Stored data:
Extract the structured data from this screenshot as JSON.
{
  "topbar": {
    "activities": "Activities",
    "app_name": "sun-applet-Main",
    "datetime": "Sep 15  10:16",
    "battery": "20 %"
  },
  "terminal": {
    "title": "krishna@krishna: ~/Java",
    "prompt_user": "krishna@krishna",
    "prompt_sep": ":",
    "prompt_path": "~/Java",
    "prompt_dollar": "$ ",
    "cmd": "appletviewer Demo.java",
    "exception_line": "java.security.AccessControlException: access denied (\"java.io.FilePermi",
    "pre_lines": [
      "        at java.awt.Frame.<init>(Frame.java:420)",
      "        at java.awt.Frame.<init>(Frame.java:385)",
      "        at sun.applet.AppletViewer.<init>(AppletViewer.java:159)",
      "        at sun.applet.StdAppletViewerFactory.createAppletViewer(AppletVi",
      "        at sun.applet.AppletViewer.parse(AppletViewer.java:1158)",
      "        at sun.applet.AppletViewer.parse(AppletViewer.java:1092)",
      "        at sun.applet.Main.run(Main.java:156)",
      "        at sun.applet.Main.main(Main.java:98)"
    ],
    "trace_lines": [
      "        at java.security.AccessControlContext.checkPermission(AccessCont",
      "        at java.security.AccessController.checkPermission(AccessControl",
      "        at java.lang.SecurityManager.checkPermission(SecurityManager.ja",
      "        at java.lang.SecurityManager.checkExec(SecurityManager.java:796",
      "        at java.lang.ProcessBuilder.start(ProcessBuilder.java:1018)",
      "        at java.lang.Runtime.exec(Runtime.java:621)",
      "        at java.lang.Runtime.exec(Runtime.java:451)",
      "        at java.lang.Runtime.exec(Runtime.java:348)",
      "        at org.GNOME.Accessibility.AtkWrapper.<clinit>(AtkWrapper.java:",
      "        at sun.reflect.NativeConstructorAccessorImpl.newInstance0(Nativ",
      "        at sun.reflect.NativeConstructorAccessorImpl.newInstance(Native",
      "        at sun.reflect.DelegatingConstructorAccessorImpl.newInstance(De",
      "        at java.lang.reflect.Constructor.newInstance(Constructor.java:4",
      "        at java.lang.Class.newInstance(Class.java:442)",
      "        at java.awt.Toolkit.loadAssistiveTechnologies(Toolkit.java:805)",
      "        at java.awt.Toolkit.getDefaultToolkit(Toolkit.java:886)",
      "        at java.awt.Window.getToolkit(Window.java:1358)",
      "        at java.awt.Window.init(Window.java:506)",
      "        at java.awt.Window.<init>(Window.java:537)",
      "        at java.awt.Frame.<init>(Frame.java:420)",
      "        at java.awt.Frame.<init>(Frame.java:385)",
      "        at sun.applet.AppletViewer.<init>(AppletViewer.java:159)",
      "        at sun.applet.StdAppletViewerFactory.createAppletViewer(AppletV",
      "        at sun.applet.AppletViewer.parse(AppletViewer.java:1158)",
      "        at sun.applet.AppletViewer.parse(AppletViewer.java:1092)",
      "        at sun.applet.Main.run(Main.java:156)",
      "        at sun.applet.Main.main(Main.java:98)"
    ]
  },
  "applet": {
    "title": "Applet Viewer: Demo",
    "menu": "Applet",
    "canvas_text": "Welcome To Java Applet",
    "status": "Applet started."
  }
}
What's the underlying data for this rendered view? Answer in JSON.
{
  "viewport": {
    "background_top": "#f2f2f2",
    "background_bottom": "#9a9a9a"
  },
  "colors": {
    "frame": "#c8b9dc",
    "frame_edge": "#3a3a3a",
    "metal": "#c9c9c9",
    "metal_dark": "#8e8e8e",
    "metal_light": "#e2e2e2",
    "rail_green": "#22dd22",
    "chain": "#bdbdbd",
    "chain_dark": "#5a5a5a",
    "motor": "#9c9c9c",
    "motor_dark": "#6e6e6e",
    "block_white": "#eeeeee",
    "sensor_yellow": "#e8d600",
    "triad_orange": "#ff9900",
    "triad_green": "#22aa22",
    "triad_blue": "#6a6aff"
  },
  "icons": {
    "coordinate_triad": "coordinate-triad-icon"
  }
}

### STATED GOAL
Using the data above, reproduce every line exactly.

### EXERCISE SOLUTION
Extract the structured data from this screenshot as JSON.
{
  "topbar": {
    "activities": "Activities",
    "app_name": "sun-applet-Main",
    "datetime": "Sep 15  10:16",
    "battery": "20 %"
  },
  "terminal": {
    "title": "krishna@krishna: ~/Java",
    "prompt_user": "krishna@krishna",
    "prompt_sep": ":",
    "prompt_path": "~/Java",
    "prompt_dollar": "$ ",
    "cmd": "appletviewer Demo.java",
    "exception_line": "java.security.AccessControlException: access denied (\"java.io.FilePermi",
    "pre_lines": [
      "        at java.awt.Frame.<init>(Frame.java:420)",
      "        at java.awt.Frame.<init>(Frame.java:385)",
      "        at sun.applet.AppletViewer.<init>(AppletViewer.java:159)",
      "        at sun.applet.StdAppletViewerFactory.createAppletViewer(AppletVi",
      "        at sun.applet.AppletViewer.parse(AppletViewer.java:1158)",
      "        at sun.applet.AppletViewer.parse(AppletViewer.java:1092)",
      "        at sun.applet.Main.run(Main.java:156)",
      "        at sun.applet.Main.main(Main.java:98)"
    ],
    "trace_lines": [
      "        at java.security.AccessControlContext.checkPermission(AccessCont",
      "        at java.security.AccessController.checkPermission(AccessControl",
      "        at java.lang.SecurityManager.checkPermission(SecurityManager.ja",
      "        at java.lang.SecurityManager.checkExec(SecurityManager.java:796",
      "        at java.lang.ProcessBuilder.start(ProcessBuilder.java:1018)",
      "        at java.lang.Runtime.exec(Runtime.java:621)",
      "        at java.lang.Runtime.exec(Runtime.java:451)",
      "        at java.lang.Runtime.exec(Runtime.java:348)",
      "        at org.GNOME.Accessibility.AtkWrapper.<clinit>(AtkWrapper.java:",
      "        at sun.reflect.NativeConstructorAccessorImpl.newInstance0(Nativ",
      "        at sun.reflect.NativeConstructorAccessorImpl.newInstance(Native",
      "        at sun.reflect.DelegatingConstructorAccessorImpl.newInstance(De",
      "        at java.lang.reflect.Constructor.newInstance(Constructor.java:4",
      "        at java.lang.Class.newInstance(Class.java:442)",
      "        at java.awt.Toolkit.loadAssistiveTechnologies(Toolkit.java:805)",
      "        at java.awt.Toolkit.getDefaultToolkit(Toolkit.java:886)",
      "        at java.awt.Window.getToolkit(Window.java:1358)",
      "        at java.awt.Window.init(Window.java:506)",
      "        at java.awt.Window.<init>(Window.java:537)",
      "        at java.awt.Frame.<init>(Frame.java:420)",
      "        at java.awt.Frame.<init>(Frame.java:385)",
      "        at sun.applet.AppletViewer.<init>(AppletViewer.java:159)",
      "        at sun.applet.StdAppletViewerFactory.createAppletViewer(AppletV",
      "        at sun.applet.AppletViewer.parse(AppletViewer.java:1158)",
      "        at sun.applet.AppletViewer.parse(AppletViewer.java:1092)",
      "        at sun.applet.Main.run(Main.java:156)",
      "        at sun.applet.Main.main(Main.java:98)"
    ]
  },
  "applet": {
    "title": "Applet Viewer: Demo",
    "menu": "Applet",
    "canvas_text": "Welcome To Java Applet",
    "status": "Applet started."
  }
}
What's the underlying data for this rendered view? Answer in JSON.
{
  "viewport": {
    "background_top": "#f2f2f2",
    "background_bottom": "#9a9a9a"
  },
  "colors": {
    "frame": "#c8b9dc",
    "frame_edge": "#3a3a3a",
    "metal": "#c9c9c9",
    "metal_dark": "#8e8e8e",
    "metal_light": "#e2e2e2",
    "rail_green": "#22dd22",
    "chain": "#bdbdbd",
    "chain_dark": "#5a5a5a",
    "motor": "#9c9c9c",
    "motor_dark": "#6e6e6e",
    "block_white": "#eeeeee",
    "sensor_yellow": "#e8d600",
    "triad_orange": "#ff9900",
    "triad_green": "#22aa22",
    "triad_blue": "#6a6aff"
  },
  "icons": {
    "coordinate_triad": "coordinate-triad-icon"
  }
}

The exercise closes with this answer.